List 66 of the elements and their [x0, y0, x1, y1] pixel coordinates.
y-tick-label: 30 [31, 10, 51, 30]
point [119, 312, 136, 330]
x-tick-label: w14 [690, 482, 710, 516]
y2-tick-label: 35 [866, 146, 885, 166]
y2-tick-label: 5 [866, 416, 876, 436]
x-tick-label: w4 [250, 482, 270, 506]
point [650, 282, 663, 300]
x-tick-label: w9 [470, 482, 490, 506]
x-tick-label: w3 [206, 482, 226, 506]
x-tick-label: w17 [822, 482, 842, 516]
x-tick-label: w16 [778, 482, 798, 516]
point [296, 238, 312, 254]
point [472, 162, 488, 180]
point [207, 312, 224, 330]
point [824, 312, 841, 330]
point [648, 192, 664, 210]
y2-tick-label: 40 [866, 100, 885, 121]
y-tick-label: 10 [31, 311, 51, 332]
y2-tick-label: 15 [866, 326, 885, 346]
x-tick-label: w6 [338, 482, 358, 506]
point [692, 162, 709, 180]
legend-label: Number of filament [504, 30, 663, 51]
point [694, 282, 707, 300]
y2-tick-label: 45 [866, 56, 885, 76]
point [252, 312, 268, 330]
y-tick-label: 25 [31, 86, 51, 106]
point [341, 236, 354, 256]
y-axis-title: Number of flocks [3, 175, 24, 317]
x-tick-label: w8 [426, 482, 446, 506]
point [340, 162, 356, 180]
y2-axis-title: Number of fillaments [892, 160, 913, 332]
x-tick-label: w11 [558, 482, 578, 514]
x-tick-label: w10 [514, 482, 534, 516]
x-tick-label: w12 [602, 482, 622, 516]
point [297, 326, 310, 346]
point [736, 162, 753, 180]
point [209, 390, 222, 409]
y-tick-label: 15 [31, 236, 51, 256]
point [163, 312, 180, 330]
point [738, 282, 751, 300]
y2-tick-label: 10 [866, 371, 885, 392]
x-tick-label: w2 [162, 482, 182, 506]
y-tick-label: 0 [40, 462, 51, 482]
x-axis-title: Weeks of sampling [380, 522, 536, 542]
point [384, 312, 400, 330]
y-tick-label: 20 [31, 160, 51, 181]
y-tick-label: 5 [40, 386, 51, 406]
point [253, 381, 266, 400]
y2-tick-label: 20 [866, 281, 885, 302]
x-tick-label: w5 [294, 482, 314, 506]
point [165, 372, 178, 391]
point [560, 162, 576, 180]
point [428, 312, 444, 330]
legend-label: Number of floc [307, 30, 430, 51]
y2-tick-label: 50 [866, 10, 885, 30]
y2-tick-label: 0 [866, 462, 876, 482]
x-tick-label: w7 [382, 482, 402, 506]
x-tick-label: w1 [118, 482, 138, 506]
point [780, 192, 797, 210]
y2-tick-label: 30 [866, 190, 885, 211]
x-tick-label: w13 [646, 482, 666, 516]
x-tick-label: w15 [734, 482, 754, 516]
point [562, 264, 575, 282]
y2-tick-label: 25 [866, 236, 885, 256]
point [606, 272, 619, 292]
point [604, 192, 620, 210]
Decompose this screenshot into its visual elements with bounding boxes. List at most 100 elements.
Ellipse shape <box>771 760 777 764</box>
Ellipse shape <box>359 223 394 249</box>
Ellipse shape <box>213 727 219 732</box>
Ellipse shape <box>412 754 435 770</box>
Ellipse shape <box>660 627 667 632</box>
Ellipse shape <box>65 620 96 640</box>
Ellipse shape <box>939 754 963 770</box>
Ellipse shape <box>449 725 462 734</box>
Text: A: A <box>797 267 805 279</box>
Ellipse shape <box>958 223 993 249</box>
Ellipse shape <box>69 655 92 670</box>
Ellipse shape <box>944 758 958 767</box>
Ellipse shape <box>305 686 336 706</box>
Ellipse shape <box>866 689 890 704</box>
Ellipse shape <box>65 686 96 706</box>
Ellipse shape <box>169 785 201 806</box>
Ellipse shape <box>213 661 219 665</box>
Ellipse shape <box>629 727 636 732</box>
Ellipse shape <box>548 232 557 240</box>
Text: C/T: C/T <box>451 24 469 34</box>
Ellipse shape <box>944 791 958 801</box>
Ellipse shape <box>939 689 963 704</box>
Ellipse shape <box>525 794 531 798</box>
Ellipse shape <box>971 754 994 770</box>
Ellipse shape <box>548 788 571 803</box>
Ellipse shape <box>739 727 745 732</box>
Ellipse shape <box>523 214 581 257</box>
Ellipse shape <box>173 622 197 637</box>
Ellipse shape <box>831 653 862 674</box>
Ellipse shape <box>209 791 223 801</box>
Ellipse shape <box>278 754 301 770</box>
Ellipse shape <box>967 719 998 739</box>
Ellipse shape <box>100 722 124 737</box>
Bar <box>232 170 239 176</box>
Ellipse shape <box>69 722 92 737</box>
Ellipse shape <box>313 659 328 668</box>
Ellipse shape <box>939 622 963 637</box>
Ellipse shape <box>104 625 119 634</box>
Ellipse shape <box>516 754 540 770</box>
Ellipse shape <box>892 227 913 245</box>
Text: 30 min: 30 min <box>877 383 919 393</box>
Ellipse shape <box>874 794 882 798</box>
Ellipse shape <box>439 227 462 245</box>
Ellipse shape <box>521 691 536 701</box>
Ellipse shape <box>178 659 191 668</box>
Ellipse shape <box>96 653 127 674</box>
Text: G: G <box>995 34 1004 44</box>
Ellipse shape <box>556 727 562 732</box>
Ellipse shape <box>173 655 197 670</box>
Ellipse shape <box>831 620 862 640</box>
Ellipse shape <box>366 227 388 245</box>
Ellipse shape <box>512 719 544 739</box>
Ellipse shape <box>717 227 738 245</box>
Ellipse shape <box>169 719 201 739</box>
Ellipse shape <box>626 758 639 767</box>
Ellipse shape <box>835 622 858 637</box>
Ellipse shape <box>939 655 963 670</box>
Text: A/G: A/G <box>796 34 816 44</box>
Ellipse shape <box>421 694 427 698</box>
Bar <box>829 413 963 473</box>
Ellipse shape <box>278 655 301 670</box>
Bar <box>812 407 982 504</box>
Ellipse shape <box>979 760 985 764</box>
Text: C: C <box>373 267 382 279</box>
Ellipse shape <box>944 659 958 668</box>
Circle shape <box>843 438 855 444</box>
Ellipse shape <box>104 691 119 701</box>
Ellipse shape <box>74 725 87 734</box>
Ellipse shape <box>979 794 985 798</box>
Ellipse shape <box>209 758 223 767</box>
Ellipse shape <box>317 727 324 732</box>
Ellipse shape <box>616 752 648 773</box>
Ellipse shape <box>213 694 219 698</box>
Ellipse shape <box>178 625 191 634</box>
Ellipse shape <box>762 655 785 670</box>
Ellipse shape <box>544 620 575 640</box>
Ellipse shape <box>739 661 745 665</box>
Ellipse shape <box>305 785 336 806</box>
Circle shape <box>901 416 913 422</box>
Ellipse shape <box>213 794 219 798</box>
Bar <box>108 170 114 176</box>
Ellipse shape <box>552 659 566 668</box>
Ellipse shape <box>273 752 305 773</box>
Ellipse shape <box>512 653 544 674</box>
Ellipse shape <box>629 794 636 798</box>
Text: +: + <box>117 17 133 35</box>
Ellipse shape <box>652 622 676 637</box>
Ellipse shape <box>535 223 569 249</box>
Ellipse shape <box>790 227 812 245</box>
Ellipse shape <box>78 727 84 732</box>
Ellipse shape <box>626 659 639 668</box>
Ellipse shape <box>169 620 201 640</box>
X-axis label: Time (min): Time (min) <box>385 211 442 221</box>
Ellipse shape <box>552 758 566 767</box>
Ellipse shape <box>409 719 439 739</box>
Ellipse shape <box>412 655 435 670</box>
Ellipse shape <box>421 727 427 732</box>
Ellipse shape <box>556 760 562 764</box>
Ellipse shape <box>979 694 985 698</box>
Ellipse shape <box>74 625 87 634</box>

▶ **Exercise objective**: Reproduce all of the lines above character for character, with nothing added, dropped, or changed.

▶ **Correct result**:
List 66 of the elements and their [x0, y0, x1, y1] pixel coordinates.
y-tick-label: 30 [31, 10, 51, 30]
point [119, 312, 136, 330]
x-tick-label: w14 [690, 482, 710, 516]
y2-tick-label: 35 [866, 146, 885, 166]
y2-tick-label: 5 [866, 416, 876, 436]
x-tick-label: w4 [250, 482, 270, 506]
point [650, 282, 663, 300]
x-tick-label: w9 [470, 482, 490, 506]
x-tick-label: w3 [206, 482, 226, 506]
x-tick-label: w17 [822, 482, 842, 516]
x-tick-label: w16 [778, 482, 798, 516]
point [296, 238, 312, 254]
point [472, 162, 488, 180]
point [207, 312, 224, 330]
point [824, 312, 841, 330]
point [648, 192, 664, 210]
y2-tick-label: 40 [866, 100, 885, 121]
y-tick-label: 10 [31, 311, 51, 332]
y2-tick-label: 15 [866, 326, 885, 346]
x-tick-label: w6 [338, 482, 358, 506]
point [692, 162, 709, 180]
legend-label: Number of filament [504, 30, 663, 51]
point [694, 282, 707, 300]
y2-tick-label: 45 [866, 56, 885, 76]
point [252, 312, 268, 330]
y-tick-label: 25 [31, 86, 51, 106]
point [341, 236, 354, 256]
y-axis-title: Number of flocks [3, 175, 24, 317]
x-tick-label: w8 [426, 482, 446, 506]
point [340, 162, 356, 180]
y2-axis-title: Number of fillaments [892, 160, 913, 332]
x-tick-label: w11 [558, 482, 578, 514]
x-tick-label: w10 [514, 482, 534, 516]
x-tick-label: w12 [602, 482, 622, 516]
point [297, 326, 310, 346]
point [736, 162, 753, 180]
point [209, 390, 222, 409]
y-tick-label: 15 [31, 236, 51, 256]
point [163, 312, 180, 330]
point [738, 282, 751, 300]
y2-tick-label: 10 [866, 371, 885, 392]
x-tick-label: w2 [162, 482, 182, 506]
y-tick-label: 0 [40, 462, 51, 482]
x-axis-title: Weeks of sampling [380, 522, 536, 542]
point [384, 312, 400, 330]
y-tick-label: 20 [31, 160, 51, 181]
y-tick-label: 5 [40, 386, 51, 406]
point [253, 381, 266, 400]
y2-tick-label: 20 [866, 281, 885, 302]
x-tick-label: w5 [294, 482, 314, 506]
point [165, 372, 178, 391]
point [560, 162, 576, 180]
point [428, 312, 444, 330]
legend-label: Number of floc [307, 30, 430, 51]
y2-tick-label: 50 [866, 10, 885, 30]
y2-tick-label: 0 [866, 462, 876, 482]
x-tick-label: w7 [382, 482, 402, 506]
x-tick-label: w1 [118, 482, 138, 506]
point [780, 192, 797, 210]
y2-tick-label: 30 [866, 190, 885, 211]
x-tick-label: w13 [646, 482, 666, 516]
x-tick-label: w15 [734, 482, 754, 516]
point [562, 264, 575, 282]
y2-tick-label: 25 [866, 236, 885, 256]
point [606, 272, 619, 292]
point [604, 192, 620, 210]
Decompose this screenshot into its visual elements with bounding boxes. List at most 100 elements.
Ellipse shape <box>771 760 777 764</box>
Ellipse shape <box>359 223 394 249</box>
Ellipse shape <box>213 727 219 732</box>
Ellipse shape <box>412 754 435 770</box>
Ellipse shape <box>660 627 667 632</box>
Ellipse shape <box>65 620 96 640</box>
Ellipse shape <box>939 754 963 770</box>
Ellipse shape <box>449 725 462 734</box>
Text: A: A <box>797 267 805 279</box>
Ellipse shape <box>958 223 993 249</box>
Ellipse shape <box>69 655 92 670</box>
Ellipse shape <box>944 758 958 767</box>
Ellipse shape <box>305 686 336 706</box>
Ellipse shape <box>866 689 890 704</box>
Ellipse shape <box>65 686 96 706</box>
Ellipse shape <box>169 785 201 806</box>
Ellipse shape <box>213 661 219 665</box>
Ellipse shape <box>629 727 636 732</box>
Ellipse shape <box>548 232 557 240</box>
Text: C/T: C/T <box>451 24 469 34</box>
Ellipse shape <box>944 791 958 801</box>
Ellipse shape <box>939 689 963 704</box>
Ellipse shape <box>525 794 531 798</box>
Ellipse shape <box>971 754 994 770</box>
Ellipse shape <box>548 788 571 803</box>
Ellipse shape <box>739 727 745 732</box>
Ellipse shape <box>523 214 581 257</box>
Ellipse shape <box>173 622 197 637</box>
Ellipse shape <box>831 653 862 674</box>
Ellipse shape <box>209 791 223 801</box>
Ellipse shape <box>278 754 301 770</box>
Ellipse shape <box>967 719 998 739</box>
Ellipse shape <box>100 722 124 737</box>
Bar <box>232 170 239 176</box>
Ellipse shape <box>69 722 92 737</box>
Ellipse shape <box>313 659 328 668</box>
Ellipse shape <box>939 622 963 637</box>
Ellipse shape <box>104 625 119 634</box>
Ellipse shape <box>516 754 540 770</box>
Ellipse shape <box>892 227 913 245</box>
Text: 30 min: 30 min <box>877 383 919 393</box>
Ellipse shape <box>874 794 882 798</box>
Ellipse shape <box>439 227 462 245</box>
Ellipse shape <box>521 691 536 701</box>
Ellipse shape <box>178 659 191 668</box>
Ellipse shape <box>96 653 127 674</box>
Text: G: G <box>995 34 1004 44</box>
Ellipse shape <box>556 727 562 732</box>
Ellipse shape <box>173 655 197 670</box>
Ellipse shape <box>831 620 862 640</box>
Ellipse shape <box>366 227 388 245</box>
Ellipse shape <box>512 719 544 739</box>
Ellipse shape <box>717 227 738 245</box>
Ellipse shape <box>169 719 201 739</box>
Ellipse shape <box>626 758 639 767</box>
Ellipse shape <box>835 622 858 637</box>
Ellipse shape <box>939 655 963 670</box>
Text: A/G: A/G <box>796 34 816 44</box>
Ellipse shape <box>421 694 427 698</box>
Bar <box>829 413 963 473</box>
Ellipse shape <box>278 655 301 670</box>
Bar <box>812 407 982 504</box>
Ellipse shape <box>979 760 985 764</box>
Text: C: C <box>373 267 382 279</box>
Ellipse shape <box>944 659 958 668</box>
Circle shape <box>843 438 855 444</box>
Ellipse shape <box>104 691 119 701</box>
Ellipse shape <box>74 725 87 734</box>
Ellipse shape <box>979 794 985 798</box>
Ellipse shape <box>209 758 223 767</box>
Ellipse shape <box>317 727 324 732</box>
Ellipse shape <box>616 752 648 773</box>
Ellipse shape <box>213 694 219 698</box>
Ellipse shape <box>178 625 191 634</box>
Ellipse shape <box>762 655 785 670</box>
Ellipse shape <box>544 620 575 640</box>
Ellipse shape <box>739 661 745 665</box>
Ellipse shape <box>305 785 336 806</box>
Circle shape <box>901 416 913 422</box>
Ellipse shape <box>213 794 219 798</box>
Bar <box>108 170 114 176</box>
Ellipse shape <box>552 659 566 668</box>
Ellipse shape <box>273 752 305 773</box>
Ellipse shape <box>512 653 544 674</box>
Ellipse shape <box>629 794 636 798</box>
Text: +: + <box>117 17 133 35</box>
Ellipse shape <box>652 622 676 637</box>
Ellipse shape <box>535 223 569 249</box>
Ellipse shape <box>790 227 812 245</box>
Ellipse shape <box>78 727 84 732</box>
Ellipse shape <box>626 659 639 668</box>
Ellipse shape <box>169 620 201 640</box>
X-axis label: Time (min): Time (min) <box>385 211 442 221</box>
Ellipse shape <box>552 758 566 767</box>
Ellipse shape <box>409 719 439 739</box>
Ellipse shape <box>412 655 435 670</box>
Ellipse shape <box>421 727 427 732</box>
Ellipse shape <box>556 760 562 764</box>
Ellipse shape <box>979 694 985 698</box>
Ellipse shape <box>74 625 87 634</box>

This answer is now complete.